── DATA SHOWN
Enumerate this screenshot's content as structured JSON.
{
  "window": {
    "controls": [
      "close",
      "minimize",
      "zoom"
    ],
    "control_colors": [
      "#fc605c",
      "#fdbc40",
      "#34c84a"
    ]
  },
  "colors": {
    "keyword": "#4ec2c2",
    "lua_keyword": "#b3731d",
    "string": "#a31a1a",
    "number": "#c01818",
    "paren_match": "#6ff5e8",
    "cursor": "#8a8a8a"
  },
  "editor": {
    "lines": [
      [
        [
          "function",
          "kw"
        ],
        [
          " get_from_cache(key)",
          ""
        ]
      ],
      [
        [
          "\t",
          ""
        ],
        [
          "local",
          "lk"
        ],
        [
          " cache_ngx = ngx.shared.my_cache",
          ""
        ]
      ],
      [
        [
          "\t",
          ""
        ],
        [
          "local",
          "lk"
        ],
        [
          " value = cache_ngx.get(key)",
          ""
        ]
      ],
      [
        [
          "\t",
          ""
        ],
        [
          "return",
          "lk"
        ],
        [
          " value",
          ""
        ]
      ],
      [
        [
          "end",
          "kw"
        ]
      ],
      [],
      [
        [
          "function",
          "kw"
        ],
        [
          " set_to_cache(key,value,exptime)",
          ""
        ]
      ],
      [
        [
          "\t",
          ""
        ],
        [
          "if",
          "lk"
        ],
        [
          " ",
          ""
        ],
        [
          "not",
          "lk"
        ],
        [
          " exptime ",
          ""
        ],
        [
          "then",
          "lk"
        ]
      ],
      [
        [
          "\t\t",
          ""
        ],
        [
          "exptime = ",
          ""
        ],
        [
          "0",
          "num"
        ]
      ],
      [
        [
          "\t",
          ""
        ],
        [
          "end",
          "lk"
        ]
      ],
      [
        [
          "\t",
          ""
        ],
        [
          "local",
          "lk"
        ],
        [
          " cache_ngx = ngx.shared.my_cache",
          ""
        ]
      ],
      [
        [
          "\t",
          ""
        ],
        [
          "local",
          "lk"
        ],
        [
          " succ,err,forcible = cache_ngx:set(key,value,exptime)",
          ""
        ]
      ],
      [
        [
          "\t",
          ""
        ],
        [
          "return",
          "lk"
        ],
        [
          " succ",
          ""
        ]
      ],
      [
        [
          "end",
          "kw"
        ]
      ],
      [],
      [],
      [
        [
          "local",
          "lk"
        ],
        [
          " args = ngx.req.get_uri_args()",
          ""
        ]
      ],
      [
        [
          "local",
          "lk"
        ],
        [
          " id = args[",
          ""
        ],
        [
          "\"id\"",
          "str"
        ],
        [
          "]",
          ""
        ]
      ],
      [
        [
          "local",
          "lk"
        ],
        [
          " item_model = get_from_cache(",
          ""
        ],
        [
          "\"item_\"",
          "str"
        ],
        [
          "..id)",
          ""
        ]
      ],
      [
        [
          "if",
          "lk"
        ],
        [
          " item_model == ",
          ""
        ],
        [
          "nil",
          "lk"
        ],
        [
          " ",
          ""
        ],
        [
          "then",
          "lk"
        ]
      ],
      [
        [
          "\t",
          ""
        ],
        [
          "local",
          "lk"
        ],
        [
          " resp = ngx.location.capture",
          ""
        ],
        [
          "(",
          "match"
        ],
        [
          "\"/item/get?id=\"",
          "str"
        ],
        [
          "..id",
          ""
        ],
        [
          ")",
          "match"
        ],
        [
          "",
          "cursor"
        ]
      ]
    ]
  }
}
────
── DATA SHOWN
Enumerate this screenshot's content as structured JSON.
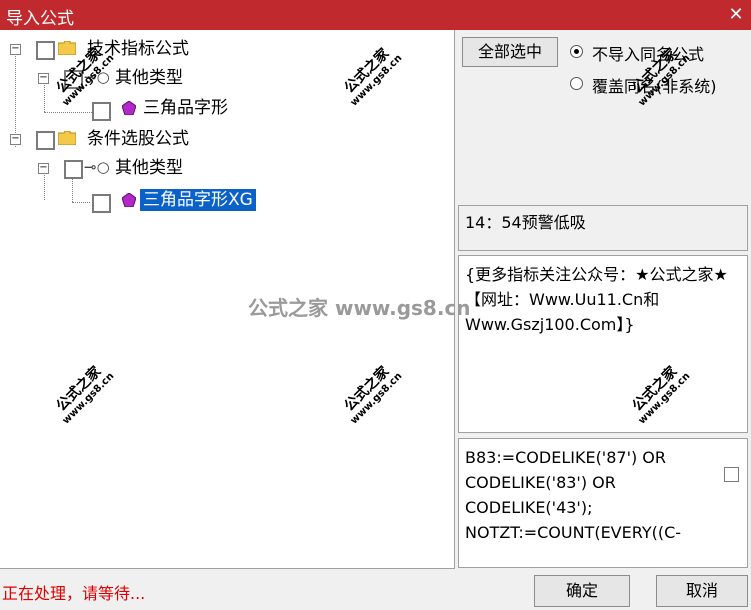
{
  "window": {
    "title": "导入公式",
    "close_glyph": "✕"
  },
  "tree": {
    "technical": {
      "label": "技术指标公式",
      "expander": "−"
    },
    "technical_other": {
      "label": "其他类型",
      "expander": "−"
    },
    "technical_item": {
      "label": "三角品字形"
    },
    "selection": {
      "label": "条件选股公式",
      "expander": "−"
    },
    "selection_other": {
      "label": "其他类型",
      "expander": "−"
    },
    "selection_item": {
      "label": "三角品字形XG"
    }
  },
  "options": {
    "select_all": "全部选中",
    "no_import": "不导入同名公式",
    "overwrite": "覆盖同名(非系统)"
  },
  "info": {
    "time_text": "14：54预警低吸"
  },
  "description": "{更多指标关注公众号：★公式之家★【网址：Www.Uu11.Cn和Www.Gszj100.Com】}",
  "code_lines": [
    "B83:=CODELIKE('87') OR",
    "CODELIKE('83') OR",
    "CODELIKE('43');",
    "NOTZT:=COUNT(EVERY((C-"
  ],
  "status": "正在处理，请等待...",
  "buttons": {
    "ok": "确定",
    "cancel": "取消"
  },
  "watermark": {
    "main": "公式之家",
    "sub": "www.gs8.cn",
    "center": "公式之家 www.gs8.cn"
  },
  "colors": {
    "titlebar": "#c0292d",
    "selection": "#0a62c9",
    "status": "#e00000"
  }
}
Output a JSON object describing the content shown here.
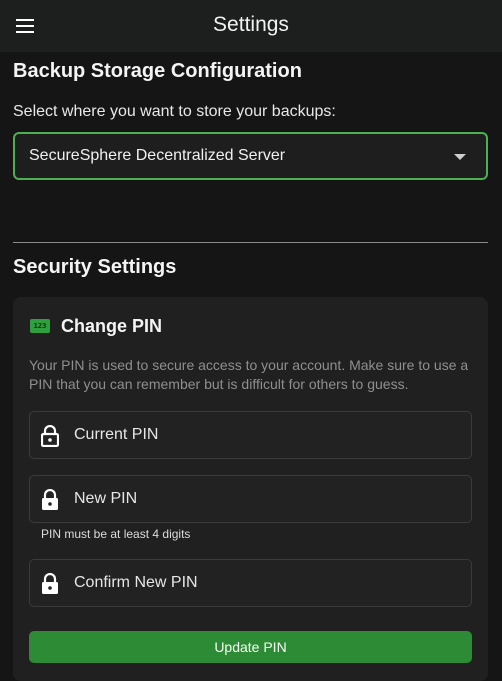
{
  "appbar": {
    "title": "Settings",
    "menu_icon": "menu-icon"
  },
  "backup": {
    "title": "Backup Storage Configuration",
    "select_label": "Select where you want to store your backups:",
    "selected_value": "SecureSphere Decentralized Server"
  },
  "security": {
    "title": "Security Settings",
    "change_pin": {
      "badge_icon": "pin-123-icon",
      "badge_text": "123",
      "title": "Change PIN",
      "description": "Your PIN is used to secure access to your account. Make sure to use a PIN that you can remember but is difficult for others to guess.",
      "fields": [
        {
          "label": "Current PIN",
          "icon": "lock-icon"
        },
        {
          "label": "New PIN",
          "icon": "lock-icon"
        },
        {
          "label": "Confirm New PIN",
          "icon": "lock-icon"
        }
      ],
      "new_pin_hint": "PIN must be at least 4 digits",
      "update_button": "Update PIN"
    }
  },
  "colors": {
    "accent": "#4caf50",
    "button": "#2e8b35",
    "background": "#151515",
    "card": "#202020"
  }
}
────
§ PROBLEM TO WORK ON
Among the lines of the data, identify those with the word "succ". Copy each of them.

§ RIGHT ANSWER
          " succ,err,forcible = cache_ngx:set(key,value,exptime)",
          " succ",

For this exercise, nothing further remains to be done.